:: Dataset excerpts

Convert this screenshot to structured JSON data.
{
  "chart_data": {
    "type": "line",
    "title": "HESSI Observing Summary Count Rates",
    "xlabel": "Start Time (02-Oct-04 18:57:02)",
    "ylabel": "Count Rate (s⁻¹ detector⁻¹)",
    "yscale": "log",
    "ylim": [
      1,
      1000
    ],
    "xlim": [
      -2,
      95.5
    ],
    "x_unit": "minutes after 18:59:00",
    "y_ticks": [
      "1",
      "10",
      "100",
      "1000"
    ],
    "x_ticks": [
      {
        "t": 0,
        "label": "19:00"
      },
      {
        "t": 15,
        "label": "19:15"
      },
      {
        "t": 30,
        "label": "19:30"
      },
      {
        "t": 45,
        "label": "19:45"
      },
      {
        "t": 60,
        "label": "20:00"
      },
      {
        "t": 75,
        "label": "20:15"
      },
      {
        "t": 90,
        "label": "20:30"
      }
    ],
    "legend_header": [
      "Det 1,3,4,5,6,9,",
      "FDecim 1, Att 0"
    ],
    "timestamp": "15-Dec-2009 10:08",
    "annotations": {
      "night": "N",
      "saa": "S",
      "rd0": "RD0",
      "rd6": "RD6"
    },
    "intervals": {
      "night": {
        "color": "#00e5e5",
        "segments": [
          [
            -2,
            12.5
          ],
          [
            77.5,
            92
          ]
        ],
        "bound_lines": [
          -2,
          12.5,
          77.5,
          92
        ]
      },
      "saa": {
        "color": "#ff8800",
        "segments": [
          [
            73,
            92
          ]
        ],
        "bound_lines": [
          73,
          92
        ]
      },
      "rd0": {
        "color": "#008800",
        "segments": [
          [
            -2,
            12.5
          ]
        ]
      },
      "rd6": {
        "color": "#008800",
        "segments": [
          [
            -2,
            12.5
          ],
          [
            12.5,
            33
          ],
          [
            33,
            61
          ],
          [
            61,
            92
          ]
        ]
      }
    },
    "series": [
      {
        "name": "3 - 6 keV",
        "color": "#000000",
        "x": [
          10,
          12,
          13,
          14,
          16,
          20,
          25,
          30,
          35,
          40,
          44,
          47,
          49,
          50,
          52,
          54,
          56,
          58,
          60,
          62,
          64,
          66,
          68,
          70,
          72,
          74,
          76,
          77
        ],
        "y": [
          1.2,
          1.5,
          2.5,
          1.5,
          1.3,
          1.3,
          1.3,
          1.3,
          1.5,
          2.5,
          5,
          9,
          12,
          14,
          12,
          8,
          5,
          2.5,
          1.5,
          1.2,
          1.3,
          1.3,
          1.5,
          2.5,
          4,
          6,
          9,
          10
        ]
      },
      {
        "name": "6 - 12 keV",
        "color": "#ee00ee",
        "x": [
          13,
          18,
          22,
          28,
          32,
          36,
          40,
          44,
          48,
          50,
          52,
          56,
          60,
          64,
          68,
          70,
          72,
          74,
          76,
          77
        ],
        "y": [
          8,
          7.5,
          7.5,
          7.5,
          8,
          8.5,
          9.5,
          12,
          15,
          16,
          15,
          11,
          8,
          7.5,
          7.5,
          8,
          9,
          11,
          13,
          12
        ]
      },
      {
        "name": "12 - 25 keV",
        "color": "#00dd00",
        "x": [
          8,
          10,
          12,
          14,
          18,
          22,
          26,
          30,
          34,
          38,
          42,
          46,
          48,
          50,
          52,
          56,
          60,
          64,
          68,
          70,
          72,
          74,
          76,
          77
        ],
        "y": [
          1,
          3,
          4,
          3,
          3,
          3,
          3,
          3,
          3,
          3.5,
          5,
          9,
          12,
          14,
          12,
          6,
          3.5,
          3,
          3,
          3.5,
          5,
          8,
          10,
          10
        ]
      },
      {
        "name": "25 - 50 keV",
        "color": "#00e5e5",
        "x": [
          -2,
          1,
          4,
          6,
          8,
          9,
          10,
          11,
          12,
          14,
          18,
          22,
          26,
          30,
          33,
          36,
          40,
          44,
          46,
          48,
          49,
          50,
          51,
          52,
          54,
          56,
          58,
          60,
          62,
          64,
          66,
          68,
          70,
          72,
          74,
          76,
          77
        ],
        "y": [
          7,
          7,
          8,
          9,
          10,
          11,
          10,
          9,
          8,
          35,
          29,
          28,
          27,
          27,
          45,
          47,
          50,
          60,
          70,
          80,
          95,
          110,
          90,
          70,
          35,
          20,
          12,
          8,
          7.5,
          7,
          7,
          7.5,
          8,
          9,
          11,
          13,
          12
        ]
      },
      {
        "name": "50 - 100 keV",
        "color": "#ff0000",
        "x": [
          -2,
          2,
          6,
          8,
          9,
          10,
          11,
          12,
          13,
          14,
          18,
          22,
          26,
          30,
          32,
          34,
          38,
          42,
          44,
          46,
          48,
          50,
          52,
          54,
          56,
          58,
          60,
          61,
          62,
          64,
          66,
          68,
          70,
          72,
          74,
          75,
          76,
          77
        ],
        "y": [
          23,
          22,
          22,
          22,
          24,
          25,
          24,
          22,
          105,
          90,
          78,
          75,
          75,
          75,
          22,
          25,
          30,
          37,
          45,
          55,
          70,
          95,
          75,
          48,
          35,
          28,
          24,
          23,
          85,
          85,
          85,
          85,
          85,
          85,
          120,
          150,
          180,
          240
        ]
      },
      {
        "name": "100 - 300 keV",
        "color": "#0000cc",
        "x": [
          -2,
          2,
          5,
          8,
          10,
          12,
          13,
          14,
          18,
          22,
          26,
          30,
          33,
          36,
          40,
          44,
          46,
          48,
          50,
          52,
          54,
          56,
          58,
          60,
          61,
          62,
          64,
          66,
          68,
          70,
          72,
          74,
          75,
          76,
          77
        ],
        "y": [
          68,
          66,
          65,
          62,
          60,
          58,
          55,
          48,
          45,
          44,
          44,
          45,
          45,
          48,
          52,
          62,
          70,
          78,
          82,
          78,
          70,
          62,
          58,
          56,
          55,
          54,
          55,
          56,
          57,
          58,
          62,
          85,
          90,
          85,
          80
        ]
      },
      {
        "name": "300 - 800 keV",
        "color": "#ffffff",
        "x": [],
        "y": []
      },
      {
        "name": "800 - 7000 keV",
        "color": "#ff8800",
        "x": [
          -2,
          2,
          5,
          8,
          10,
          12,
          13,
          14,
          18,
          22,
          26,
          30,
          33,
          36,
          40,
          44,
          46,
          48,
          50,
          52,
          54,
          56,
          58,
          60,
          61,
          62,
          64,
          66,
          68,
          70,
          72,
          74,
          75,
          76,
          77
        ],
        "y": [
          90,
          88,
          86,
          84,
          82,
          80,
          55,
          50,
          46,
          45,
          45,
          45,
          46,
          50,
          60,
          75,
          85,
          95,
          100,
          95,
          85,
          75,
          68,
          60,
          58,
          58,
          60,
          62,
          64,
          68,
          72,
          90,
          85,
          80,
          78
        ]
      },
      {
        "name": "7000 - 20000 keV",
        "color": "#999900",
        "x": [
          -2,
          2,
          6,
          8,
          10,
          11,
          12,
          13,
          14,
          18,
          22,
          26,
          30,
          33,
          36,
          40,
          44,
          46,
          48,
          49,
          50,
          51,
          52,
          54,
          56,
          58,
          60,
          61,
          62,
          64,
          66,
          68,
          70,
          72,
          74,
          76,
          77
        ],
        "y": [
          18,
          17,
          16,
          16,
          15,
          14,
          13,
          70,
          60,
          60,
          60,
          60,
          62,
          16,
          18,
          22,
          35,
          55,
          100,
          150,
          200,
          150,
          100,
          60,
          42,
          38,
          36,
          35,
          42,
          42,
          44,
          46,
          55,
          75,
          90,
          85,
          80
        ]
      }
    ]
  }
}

::::

Hand back the material above in full, exactly as written.

Answer to this task
Convert this screenshot to structured JSON data.
{
  "chart_data": {
    "type": "line",
    "title": "HESSI Observing Summary Count Rates",
    "xlabel": "Start Time (02-Oct-04 18:57:02)",
    "ylabel": "Count Rate (s⁻¹ detector⁻¹)",
    "yscale": "log",
    "ylim": [
      1,
      1000
    ],
    "xlim": [
      -2,
      95.5
    ],
    "x_unit": "minutes after 18:59:00",
    "y_ticks": [
      "1",
      "10",
      "100",
      "1000"
    ],
    "x_ticks": [
      {
        "t": 0,
        "label": "19:00"
      },
      {
        "t": 15,
        "label": "19:15"
      },
      {
        "t": 30,
        "label": "19:30"
      },
      {
        "t": 45,
        "label": "19:45"
      },
      {
        "t": 60,
        "label": "20:00"
      },
      {
        "t": 75,
        "label": "20:15"
      },
      {
        "t": 90,
        "label": "20:30"
      }
    ],
    "legend_header": [
      "Det 1,3,4,5,6,9,",
      "FDecim 1, Att 0"
    ],
    "timestamp": "15-Dec-2009 10:08",
    "annotations": {
      "night": "N",
      "saa": "S",
      "rd0": "RD0",
      "rd6": "RD6"
    },
    "intervals": {
      "night": {
        "color": "#00e5e5",
        "segments": [
          [
            -2,
            12.5
          ],
          [
            77.5,
            92
          ]
        ],
        "bound_lines": [
          -2,
          12.5,
          77.5,
          92
        ]
      },
      "saa": {
        "color": "#ff8800",
        "segments": [
          [
            73,
            92
          ]
        ],
        "bound_lines": [
          73,
          92
        ]
      },
      "rd0": {
        "color": "#008800",
        "segments": [
          [
            -2,
            12.5
          ]
        ]
      },
      "rd6": {
        "color": "#008800",
        "segments": [
          [
            -2,
            12.5
          ],
          [
            12.5,
            33
          ],
          [
            33,
            61
          ],
          [
            61,
            92
          ]
        ]
      }
    },
    "series": [
      {
        "name": "3 - 6 keV",
        "color": "#000000",
        "x": [
          10,
          12,
          13,
          14,
          16,
          20,
          25,
          30,
          35,
          40,
          44,
          47,
          49,
          50,
          52,
          54,
          56,
          58,
          60,
          62,
          64,
          66,
          68,
          70,
          72,
          74,
          76,
          77
        ],
        "y": [
          1.2,
          1.5,
          2.5,
          1.5,
          1.3,
          1.3,
          1.3,
          1.3,
          1.5,
          2.5,
          5,
          9,
          12,
          14,
          12,
          8,
          5,
          2.5,
          1.5,
          1.2,
          1.3,
          1.3,
          1.5,
          2.5,
          4,
          6,
          9,
          10
        ]
      },
      {
        "name": "6 - 12 keV",
        "color": "#ee00ee",
        "x": [
          13,
          18,
          22,
          28,
          32,
          36,
          40,
          44,
          48,
          50,
          52,
          56,
          60,
          64,
          68,
          70,
          72,
          74,
          76,
          77
        ],
        "y": [
          8,
          7.5,
          7.5,
          7.5,
          8,
          8.5,
          9.5,
          12,
          15,
          16,
          15,
          11,
          8,
          7.5,
          7.5,
          8,
          9,
          11,
          13,
          12
        ]
      },
      {
        "name": "12 - 25 keV",
        "color": "#00dd00",
        "x": [
          8,
          10,
          12,
          14,
          18,
          22,
          26,
          30,
          34,
          38,
          42,
          46,
          48,
          50,
          52,
          56,
          60,
          64,
          68,
          70,
          72,
          74,
          76,
          77
        ],
        "y": [
          1,
          3,
          4,
          3,
          3,
          3,
          3,
          3,
          3,
          3.5,
          5,
          9,
          12,
          14,
          12,
          6,
          3.5,
          3,
          3,
          3.5,
          5,
          8,
          10,
          10
        ]
      },
      {
        "name": "25 - 50 keV",
        "color": "#00e5e5",
        "x": [
          -2,
          1,
          4,
          6,
          8,
          9,
          10,
          11,
          12,
          14,
          18,
          22,
          26,
          30,
          33,
          36,
          40,
          44,
          46,
          48,
          49,
          50,
          51,
          52,
          54,
          56,
          58,
          60,
          62,
          64,
          66,
          68,
          70,
          72,
          74,
          76,
          77
        ],
        "y": [
          7,
          7,
          8,
          9,
          10,
          11,
          10,
          9,
          8,
          35,
          29,
          28,
          27,
          27,
          45,
          47,
          50,
          60,
          70,
          80,
          95,
          110,
          90,
          70,
          35,
          20,
          12,
          8,
          7.5,
          7,
          7,
          7.5,
          8,
          9,
          11,
          13,
          12
        ]
      },
      {
        "name": "50 - 100 keV",
        "color": "#ff0000",
        "x": [
          -2,
          2,
          6,
          8,
          9,
          10,
          11,
          12,
          13,
          14,
          18,
          22,
          26,
          30,
          32,
          34,
          38,
          42,
          44,
          46,
          48,
          50,
          52,
          54,
          56,
          58,
          60,
          61,
          62,
          64,
          66,
          68,
          70,
          72,
          74,
          75,
          76,
          77
        ],
        "y": [
          23,
          22,
          22,
          22,
          24,
          25,
          24,
          22,
          105,
          90,
          78,
          75,
          75,
          75,
          22,
          25,
          30,
          37,
          45,
          55,
          70,
          95,
          75,
          48,
          35,
          28,
          24,
          23,
          85,
          85,
          85,
          85,
          85,
          85,
          120,
          150,
          180,
          240
        ]
      },
      {
        "name": "100 - 300 keV",
        "color": "#0000cc",
        "x": [
          -2,
          2,
          5,
          8,
          10,
          12,
          13,
          14,
          18,
          22,
          26,
          30,
          33,
          36,
          40,
          44,
          46,
          48,
          50,
          52,
          54,
          56,
          58,
          60,
          61,
          62,
          64,
          66,
          68,
          70,
          72,
          74,
          75,
          76,
          77
        ],
        "y": [
          68,
          66,
          65,
          62,
          60,
          58,
          55,
          48,
          45,
          44,
          44,
          45,
          45,
          48,
          52,
          62,
          70,
          78,
          82,
          78,
          70,
          62,
          58,
          56,
          55,
          54,
          55,
          56,
          57,
          58,
          62,
          85,
          90,
          85,
          80
        ]
      },
      {
        "name": "300 - 800 keV",
        "color": "#ffffff",
        "x": [],
        "y": []
      },
      {
        "name": "800 - 7000 keV",
        "color": "#ff8800",
        "x": [
          -2,
          2,
          5,
          8,
          10,
          12,
          13,
          14,
          18,
          22,
          26,
          30,
          33,
          36,
          40,
          44,
          46,
          48,
          50,
          52,
          54,
          56,
          58,
          60,
          61,
          62,
          64,
          66,
          68,
          70,
          72,
          74,
          75,
          76,
          77
        ],
        "y": [
          90,
          88,
          86,
          84,
          82,
          80,
          55,
          50,
          46,
          45,
          45,
          45,
          46,
          50,
          60,
          75,
          85,
          95,
          100,
          95,
          85,
          75,
          68,
          60,
          58,
          58,
          60,
          62,
          64,
          68,
          72,
          90,
          85,
          80,
          78
        ]
      },
      {
        "name": "7000 - 20000 keV",
        "color": "#999900",
        "x": [
          -2,
          2,
          6,
          8,
          10,
          11,
          12,
          13,
          14,
          18,
          22,
          26,
          30,
          33,
          36,
          40,
          44,
          46,
          48,
          49,
          50,
          51,
          52,
          54,
          56,
          58,
          60,
          61,
          62,
          64,
          66,
          68,
          70,
          72,
          74,
          76,
          77
        ],
        "y": [
          18,
          17,
          16,
          16,
          15,
          14,
          13,
          70,
          60,
          60,
          60,
          60,
          62,
          16,
          18,
          22,
          35,
          55,
          100,
          150,
          200,
          150,
          100,
          60,
          42,
          38,
          36,
          35,
          42,
          42,
          44,
          46,
          55,
          75,
          90,
          85,
          80
        ]
      }
    ]
  }
}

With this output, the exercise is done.